(Data extracted from a collection)
+++++

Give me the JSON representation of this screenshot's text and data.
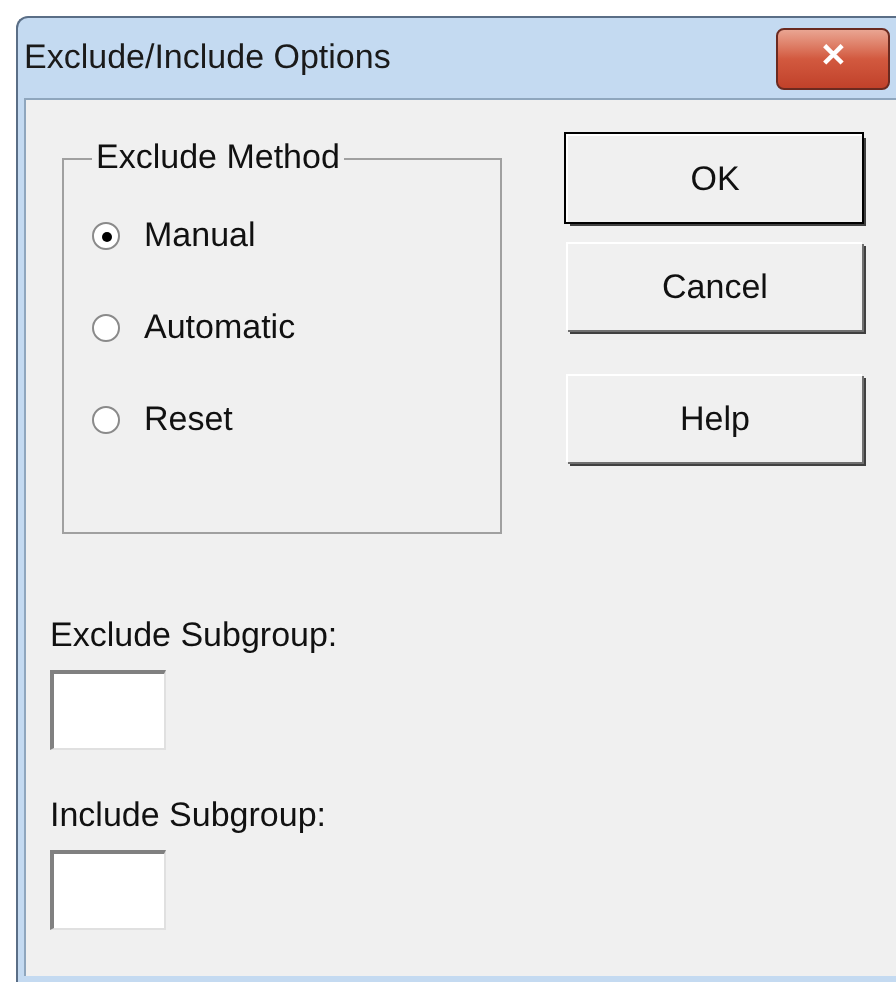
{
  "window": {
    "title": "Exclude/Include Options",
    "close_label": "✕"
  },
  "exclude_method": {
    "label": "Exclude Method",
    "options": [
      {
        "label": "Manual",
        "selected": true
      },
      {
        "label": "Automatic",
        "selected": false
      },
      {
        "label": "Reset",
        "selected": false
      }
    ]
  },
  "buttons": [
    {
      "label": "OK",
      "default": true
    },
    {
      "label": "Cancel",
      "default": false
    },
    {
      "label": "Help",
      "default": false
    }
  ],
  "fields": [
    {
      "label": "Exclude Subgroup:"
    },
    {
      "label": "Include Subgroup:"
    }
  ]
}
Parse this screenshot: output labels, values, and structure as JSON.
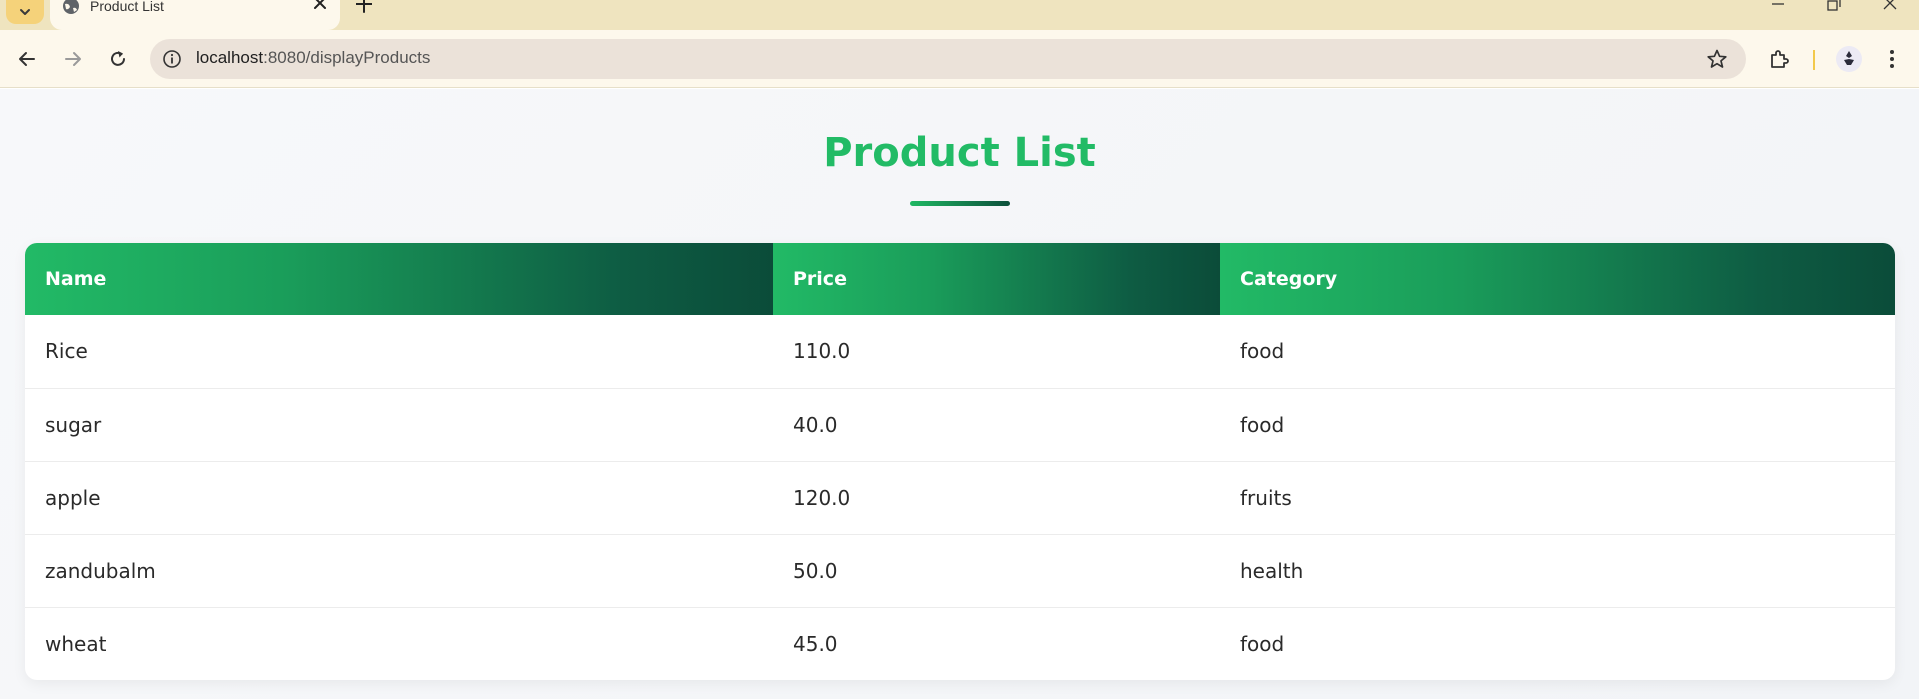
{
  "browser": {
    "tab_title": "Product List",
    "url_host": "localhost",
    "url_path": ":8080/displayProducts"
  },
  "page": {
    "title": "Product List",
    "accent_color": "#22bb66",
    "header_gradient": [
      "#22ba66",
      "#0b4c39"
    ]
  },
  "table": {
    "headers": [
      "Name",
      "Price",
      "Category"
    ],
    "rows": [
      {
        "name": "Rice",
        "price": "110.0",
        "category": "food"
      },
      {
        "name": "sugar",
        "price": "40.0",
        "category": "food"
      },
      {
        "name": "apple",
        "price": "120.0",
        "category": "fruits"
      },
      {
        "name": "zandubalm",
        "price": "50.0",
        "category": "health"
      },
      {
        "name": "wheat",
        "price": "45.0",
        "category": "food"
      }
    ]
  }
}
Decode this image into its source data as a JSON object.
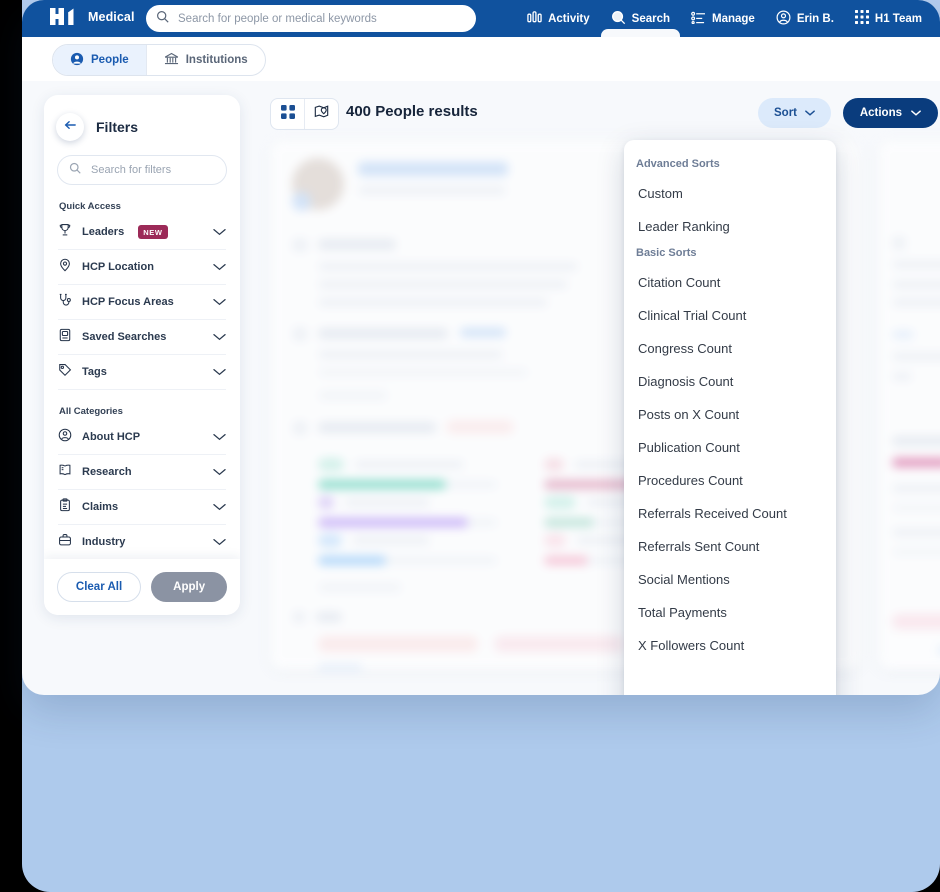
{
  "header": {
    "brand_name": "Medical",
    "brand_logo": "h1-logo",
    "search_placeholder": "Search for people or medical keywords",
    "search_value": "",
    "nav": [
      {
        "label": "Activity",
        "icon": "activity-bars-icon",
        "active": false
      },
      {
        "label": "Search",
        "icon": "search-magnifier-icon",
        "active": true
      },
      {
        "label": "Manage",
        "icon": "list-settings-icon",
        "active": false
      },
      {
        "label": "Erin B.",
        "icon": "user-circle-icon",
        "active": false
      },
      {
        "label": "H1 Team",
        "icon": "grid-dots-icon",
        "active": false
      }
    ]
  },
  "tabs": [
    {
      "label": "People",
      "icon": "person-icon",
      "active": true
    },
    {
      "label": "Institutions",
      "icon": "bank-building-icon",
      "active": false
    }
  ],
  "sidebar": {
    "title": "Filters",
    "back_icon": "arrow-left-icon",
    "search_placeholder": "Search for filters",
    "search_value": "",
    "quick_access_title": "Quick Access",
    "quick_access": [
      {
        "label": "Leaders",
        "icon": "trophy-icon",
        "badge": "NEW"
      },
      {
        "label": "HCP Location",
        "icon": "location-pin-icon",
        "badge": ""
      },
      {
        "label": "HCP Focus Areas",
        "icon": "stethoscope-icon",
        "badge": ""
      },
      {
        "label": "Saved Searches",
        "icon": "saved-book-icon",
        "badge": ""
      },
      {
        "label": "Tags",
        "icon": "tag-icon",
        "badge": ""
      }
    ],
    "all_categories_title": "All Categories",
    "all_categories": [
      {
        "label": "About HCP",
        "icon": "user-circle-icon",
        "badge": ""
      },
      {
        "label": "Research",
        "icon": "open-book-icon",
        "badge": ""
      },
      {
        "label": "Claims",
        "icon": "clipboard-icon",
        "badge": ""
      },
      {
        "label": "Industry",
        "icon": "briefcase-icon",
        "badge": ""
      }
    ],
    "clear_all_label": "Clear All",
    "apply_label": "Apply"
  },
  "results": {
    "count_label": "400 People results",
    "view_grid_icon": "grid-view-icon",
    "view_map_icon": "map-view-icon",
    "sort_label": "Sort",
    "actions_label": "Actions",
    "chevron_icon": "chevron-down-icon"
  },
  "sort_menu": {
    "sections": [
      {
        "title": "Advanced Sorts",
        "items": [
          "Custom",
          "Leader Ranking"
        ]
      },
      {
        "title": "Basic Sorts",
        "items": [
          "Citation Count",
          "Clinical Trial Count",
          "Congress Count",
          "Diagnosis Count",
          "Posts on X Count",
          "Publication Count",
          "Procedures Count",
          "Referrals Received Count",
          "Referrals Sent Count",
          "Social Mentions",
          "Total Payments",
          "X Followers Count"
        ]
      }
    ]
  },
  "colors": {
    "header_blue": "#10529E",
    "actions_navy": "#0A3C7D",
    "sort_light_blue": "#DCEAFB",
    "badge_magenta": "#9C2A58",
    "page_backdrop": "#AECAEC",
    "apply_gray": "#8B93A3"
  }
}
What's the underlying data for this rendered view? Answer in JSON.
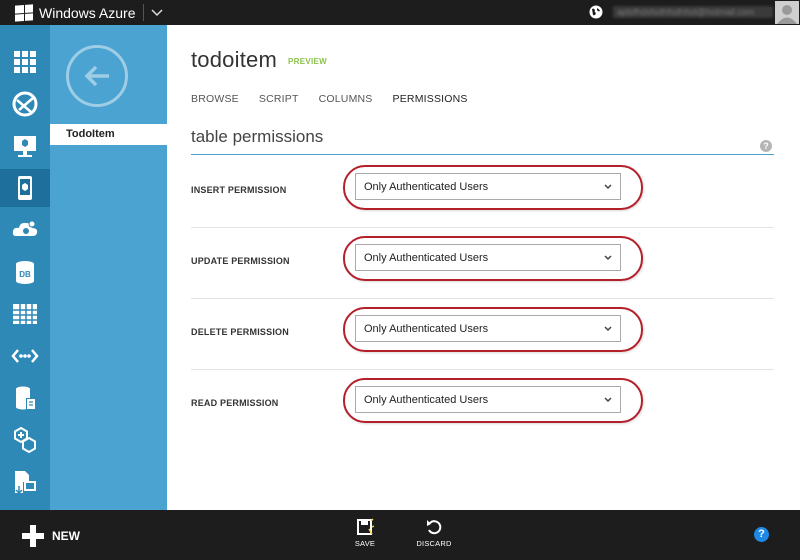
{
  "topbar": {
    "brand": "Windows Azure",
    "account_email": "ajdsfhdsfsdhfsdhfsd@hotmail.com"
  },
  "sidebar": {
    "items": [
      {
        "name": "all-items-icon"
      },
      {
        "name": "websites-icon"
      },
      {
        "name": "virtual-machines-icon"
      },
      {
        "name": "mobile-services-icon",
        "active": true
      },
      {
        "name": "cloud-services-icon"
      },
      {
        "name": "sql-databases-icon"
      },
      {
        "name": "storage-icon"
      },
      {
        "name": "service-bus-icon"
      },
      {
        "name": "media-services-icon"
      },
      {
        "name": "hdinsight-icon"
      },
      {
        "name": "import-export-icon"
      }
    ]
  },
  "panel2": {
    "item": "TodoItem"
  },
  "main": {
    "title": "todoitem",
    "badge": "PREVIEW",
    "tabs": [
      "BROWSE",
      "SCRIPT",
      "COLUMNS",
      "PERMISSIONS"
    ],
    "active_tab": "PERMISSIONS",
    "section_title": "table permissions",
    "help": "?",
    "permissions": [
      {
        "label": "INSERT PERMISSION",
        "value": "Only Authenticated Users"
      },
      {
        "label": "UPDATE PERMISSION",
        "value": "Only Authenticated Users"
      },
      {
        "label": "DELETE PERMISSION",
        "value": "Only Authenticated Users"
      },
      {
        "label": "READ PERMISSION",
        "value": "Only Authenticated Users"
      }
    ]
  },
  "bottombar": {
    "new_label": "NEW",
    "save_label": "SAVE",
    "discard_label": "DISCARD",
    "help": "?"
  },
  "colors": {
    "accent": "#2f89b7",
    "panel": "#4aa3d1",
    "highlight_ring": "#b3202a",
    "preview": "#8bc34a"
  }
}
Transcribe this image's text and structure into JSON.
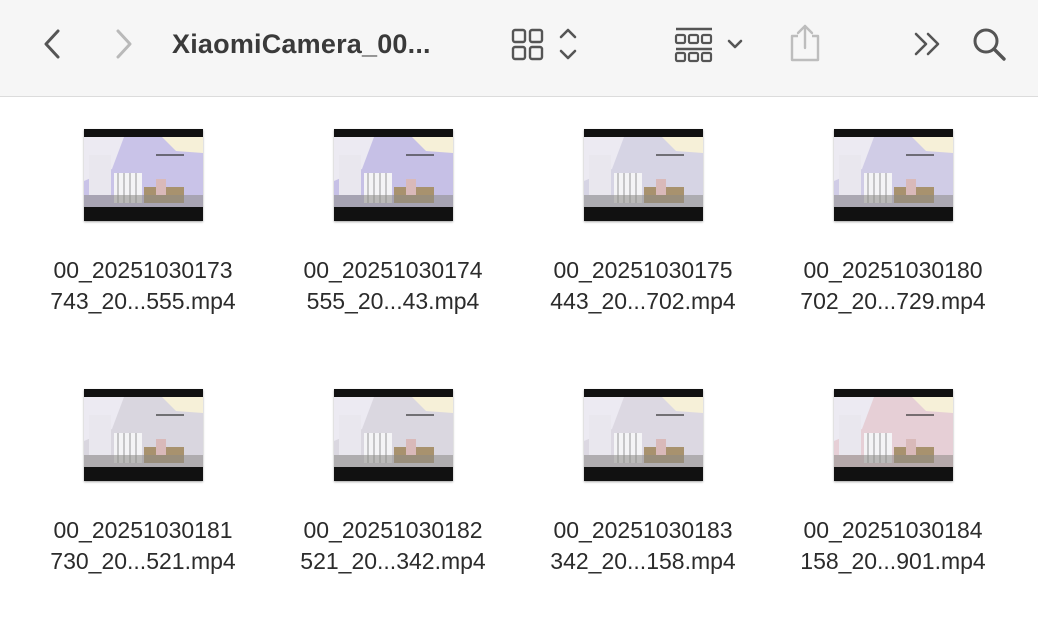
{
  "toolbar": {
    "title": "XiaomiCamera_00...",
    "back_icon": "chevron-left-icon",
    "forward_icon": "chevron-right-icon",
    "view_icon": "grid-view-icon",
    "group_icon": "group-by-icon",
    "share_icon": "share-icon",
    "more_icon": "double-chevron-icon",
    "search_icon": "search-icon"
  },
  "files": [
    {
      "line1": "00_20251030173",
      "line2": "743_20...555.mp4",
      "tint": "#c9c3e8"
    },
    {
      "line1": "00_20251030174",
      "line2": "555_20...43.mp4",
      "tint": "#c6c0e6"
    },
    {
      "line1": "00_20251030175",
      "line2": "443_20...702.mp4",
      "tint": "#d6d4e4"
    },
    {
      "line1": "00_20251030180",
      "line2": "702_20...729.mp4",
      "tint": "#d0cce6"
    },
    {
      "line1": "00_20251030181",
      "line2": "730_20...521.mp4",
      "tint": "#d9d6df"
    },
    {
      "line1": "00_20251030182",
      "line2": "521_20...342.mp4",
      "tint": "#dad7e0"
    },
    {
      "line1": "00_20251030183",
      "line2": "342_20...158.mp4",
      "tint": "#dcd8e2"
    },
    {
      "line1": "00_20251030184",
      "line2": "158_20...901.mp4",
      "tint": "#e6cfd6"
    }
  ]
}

+++++

#### [TASK DIRECTIONS]
Gather from the data above every line with the string "table".

#### [RESULT]
  "table": {
    "section_title": "table permissions",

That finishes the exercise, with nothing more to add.